#### STATED PROBLEM:
Where a line contains the word "color", copy that line in full.

[Collected data entries]
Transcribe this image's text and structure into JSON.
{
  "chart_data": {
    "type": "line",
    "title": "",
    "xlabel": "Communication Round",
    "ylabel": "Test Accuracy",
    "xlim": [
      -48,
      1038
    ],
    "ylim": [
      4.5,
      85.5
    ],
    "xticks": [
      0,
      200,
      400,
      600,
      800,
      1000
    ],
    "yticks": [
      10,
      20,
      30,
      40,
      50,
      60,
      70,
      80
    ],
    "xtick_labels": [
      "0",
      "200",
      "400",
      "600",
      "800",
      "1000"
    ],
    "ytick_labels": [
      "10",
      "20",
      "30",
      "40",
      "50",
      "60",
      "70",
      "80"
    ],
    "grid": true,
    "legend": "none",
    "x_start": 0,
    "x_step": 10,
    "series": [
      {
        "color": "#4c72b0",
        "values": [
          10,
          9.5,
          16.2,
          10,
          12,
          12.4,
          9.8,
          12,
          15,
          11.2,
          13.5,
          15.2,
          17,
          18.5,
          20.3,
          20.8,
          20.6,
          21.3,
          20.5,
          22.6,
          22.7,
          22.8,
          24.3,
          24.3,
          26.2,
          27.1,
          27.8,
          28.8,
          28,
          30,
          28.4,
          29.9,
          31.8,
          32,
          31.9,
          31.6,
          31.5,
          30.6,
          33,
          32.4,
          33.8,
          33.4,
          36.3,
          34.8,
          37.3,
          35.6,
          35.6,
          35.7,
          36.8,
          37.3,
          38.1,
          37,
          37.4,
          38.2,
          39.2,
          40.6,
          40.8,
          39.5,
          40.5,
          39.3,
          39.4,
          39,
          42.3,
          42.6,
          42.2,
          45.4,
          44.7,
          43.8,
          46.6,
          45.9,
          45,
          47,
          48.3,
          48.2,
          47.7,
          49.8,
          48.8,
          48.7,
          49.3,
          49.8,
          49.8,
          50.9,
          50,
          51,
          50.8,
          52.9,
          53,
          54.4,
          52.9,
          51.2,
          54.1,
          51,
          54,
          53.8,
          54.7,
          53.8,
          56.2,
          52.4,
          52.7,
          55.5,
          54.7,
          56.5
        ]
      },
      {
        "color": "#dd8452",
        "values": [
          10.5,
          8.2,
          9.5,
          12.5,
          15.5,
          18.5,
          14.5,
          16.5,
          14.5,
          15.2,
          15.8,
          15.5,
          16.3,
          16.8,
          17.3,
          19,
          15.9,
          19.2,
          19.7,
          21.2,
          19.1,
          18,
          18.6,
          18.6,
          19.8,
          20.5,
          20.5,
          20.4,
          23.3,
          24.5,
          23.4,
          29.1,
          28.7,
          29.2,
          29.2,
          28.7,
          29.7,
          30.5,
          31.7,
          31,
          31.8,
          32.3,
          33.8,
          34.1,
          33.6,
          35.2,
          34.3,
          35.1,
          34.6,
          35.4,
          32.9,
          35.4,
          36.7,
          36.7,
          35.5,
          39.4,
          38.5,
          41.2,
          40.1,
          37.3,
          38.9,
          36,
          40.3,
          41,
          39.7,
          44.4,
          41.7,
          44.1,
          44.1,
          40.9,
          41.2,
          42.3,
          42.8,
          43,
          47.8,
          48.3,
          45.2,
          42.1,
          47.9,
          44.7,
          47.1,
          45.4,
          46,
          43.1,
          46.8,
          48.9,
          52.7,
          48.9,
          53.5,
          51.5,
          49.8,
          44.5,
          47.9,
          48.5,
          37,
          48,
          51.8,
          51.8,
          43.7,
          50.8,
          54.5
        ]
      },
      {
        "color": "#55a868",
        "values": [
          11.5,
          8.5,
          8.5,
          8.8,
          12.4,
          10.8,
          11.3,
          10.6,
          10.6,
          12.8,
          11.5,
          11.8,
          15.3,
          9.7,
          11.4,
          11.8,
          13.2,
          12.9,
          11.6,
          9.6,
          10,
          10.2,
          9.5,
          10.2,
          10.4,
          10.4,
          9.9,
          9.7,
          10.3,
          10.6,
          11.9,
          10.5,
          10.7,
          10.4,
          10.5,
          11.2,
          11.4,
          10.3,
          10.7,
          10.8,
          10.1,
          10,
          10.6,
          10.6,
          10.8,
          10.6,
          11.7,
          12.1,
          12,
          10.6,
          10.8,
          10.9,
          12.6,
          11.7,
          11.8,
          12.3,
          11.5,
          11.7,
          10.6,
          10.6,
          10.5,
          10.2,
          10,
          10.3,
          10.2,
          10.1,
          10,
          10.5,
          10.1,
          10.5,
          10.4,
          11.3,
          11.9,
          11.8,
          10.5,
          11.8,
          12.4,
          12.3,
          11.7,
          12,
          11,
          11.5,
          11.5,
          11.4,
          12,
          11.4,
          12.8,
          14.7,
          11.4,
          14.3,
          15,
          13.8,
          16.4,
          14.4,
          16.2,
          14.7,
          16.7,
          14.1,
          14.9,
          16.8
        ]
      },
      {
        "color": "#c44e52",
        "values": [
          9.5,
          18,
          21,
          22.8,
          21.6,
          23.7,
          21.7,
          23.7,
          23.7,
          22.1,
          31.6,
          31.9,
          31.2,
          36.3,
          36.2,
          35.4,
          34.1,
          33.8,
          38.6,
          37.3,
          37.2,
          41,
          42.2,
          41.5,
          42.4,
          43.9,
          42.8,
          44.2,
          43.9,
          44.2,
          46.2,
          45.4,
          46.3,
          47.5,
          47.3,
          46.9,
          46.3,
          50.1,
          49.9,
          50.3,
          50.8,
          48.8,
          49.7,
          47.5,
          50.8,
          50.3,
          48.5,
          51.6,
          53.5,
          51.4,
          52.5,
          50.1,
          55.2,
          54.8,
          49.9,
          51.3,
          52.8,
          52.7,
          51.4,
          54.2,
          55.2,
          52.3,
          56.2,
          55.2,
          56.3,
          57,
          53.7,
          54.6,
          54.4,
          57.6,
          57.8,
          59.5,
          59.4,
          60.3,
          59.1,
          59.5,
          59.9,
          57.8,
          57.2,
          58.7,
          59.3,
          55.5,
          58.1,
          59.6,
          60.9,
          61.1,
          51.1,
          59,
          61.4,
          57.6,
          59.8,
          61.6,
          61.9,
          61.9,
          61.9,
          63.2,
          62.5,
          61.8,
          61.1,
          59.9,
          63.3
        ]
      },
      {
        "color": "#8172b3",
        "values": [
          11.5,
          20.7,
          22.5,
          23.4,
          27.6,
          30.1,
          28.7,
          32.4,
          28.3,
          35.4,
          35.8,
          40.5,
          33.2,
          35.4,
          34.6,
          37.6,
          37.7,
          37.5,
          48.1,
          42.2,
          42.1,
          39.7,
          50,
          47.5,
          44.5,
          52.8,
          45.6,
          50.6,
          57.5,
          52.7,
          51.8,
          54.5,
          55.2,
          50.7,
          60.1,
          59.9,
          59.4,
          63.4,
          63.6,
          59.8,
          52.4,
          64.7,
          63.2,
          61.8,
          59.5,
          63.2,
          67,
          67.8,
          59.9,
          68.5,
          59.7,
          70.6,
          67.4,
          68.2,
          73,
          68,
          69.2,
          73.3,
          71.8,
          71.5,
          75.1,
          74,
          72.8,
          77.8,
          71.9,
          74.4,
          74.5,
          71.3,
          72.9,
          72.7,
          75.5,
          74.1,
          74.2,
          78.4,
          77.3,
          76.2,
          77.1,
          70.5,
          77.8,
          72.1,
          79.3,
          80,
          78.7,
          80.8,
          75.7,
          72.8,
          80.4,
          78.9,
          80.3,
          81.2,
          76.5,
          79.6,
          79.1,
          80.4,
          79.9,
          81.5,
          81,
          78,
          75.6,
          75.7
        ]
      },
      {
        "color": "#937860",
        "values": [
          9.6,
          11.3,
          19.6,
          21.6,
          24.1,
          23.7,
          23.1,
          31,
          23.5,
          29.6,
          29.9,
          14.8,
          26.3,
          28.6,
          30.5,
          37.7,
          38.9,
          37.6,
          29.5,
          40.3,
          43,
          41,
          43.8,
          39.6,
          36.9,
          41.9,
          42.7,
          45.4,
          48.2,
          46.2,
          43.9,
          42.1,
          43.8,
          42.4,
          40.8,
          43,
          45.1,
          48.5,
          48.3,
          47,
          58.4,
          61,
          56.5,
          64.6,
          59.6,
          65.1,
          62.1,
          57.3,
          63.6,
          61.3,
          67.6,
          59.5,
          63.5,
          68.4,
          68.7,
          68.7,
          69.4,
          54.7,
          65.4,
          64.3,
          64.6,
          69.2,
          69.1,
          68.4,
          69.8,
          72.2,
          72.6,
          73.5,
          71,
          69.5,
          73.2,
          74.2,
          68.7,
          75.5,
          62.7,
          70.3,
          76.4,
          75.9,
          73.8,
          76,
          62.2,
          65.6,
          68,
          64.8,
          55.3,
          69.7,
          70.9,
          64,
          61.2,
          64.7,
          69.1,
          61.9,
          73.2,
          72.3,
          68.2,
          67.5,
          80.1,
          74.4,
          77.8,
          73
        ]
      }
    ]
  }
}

#### OUTPUT FOR THIS TASK:
        "color": "#4c72b0",
        "color": "#dd8452",
        "color": "#55a868",
        "color": "#c44e52",
        "color": "#8172b3",
        "color": "#937860",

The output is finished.